(Figure collection entries)
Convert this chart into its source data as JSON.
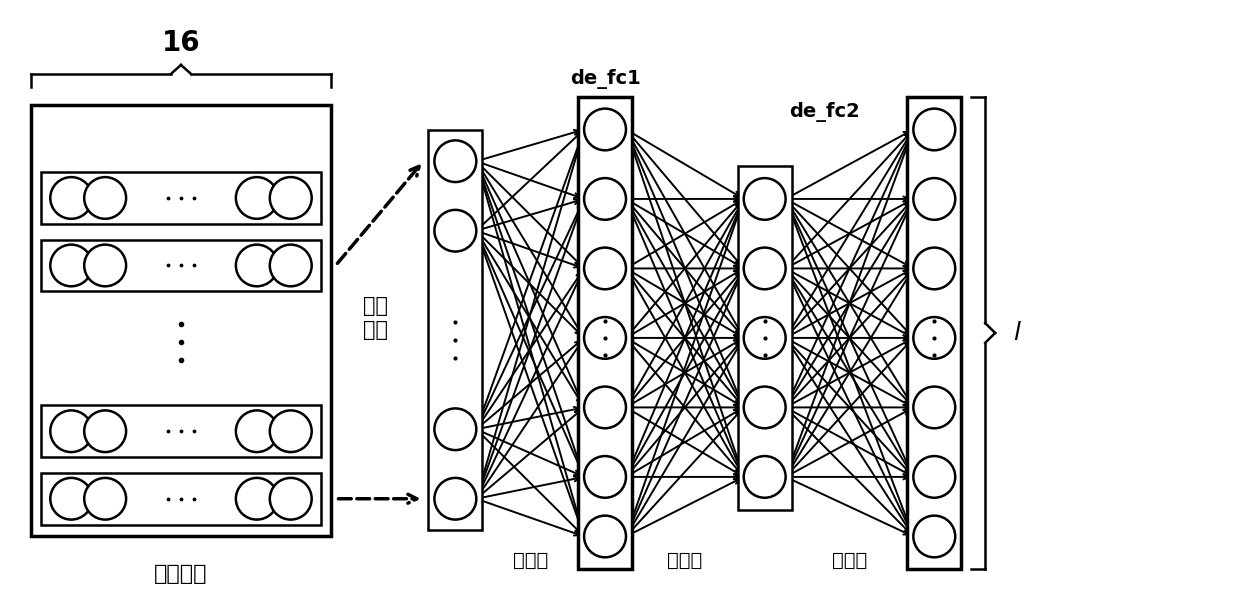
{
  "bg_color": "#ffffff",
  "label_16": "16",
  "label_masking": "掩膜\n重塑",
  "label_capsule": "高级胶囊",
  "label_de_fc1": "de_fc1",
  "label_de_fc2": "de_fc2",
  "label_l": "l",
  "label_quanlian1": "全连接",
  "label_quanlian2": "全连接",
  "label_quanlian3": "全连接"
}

==

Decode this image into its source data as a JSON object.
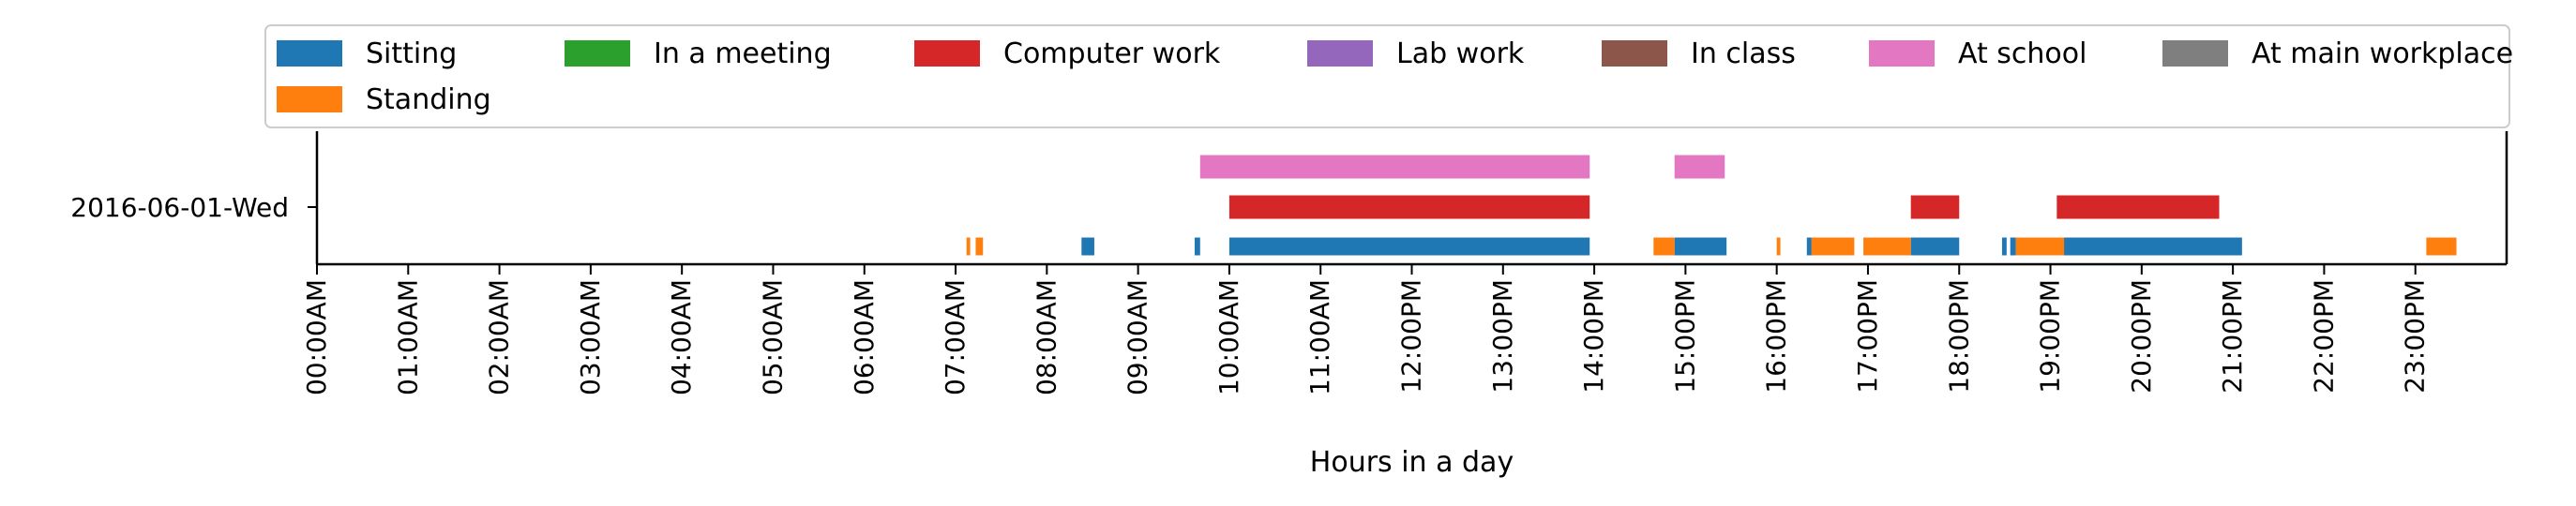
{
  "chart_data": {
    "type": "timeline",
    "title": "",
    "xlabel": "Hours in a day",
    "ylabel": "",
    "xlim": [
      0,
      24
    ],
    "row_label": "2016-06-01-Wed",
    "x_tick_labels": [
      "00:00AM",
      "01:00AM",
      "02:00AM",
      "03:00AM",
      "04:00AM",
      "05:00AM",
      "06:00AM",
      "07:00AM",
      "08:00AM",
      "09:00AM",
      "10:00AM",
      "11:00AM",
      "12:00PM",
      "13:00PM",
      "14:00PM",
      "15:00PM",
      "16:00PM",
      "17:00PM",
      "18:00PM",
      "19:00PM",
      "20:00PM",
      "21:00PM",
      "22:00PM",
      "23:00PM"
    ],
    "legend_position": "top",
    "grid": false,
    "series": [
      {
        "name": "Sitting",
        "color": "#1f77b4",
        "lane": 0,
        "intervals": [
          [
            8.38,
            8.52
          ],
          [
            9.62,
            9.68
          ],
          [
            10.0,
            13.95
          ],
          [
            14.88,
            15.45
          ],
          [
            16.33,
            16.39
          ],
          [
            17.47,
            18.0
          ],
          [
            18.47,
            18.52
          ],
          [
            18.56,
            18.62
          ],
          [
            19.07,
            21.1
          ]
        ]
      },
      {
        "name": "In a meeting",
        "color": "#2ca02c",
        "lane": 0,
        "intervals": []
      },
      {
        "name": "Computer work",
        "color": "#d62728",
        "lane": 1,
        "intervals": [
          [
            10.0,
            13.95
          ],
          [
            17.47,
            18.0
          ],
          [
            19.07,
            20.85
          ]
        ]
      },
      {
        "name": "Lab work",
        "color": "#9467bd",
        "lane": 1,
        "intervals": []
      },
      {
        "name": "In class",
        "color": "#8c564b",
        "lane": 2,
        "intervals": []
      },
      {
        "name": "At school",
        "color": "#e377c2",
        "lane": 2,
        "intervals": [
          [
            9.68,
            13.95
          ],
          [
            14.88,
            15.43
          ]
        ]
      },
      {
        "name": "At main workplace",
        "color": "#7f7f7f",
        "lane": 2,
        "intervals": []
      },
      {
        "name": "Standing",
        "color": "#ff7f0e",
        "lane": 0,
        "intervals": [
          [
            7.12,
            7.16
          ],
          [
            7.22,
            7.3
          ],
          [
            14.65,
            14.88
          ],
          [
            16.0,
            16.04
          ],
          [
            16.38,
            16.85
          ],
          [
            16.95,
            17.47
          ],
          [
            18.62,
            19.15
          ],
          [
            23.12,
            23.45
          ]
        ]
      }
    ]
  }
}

---

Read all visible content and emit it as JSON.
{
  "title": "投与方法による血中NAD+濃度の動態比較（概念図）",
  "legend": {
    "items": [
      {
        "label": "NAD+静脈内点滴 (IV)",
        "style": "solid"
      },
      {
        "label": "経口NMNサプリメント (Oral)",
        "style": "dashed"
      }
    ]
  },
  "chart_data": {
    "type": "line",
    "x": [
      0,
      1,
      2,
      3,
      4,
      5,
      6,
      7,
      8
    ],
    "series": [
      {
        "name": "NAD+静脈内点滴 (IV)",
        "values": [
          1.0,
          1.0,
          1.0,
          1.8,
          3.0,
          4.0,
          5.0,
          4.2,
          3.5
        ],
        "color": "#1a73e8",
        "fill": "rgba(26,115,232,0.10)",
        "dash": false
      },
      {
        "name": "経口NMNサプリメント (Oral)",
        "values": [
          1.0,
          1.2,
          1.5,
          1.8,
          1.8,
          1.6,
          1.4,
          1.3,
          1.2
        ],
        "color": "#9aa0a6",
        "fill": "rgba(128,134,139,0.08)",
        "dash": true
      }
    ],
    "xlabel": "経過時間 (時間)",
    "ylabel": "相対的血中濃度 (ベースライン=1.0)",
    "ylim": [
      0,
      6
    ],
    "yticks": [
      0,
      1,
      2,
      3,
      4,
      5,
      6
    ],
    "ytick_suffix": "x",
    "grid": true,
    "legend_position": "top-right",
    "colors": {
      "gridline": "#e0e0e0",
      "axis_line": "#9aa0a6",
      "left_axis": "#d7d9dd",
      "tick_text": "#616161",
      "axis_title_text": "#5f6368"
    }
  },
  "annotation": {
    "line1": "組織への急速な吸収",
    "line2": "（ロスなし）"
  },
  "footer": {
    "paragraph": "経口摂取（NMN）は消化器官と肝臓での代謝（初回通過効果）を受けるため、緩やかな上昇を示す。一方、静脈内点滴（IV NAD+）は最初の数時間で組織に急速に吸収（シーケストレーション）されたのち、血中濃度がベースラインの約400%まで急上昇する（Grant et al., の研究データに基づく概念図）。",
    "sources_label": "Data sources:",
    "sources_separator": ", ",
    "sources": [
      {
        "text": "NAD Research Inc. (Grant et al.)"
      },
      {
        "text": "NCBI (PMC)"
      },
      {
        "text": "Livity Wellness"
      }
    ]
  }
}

> [Exercise goal]:
State, as a number only, how many lines in the entries include "Oral".

> [Result below]:
2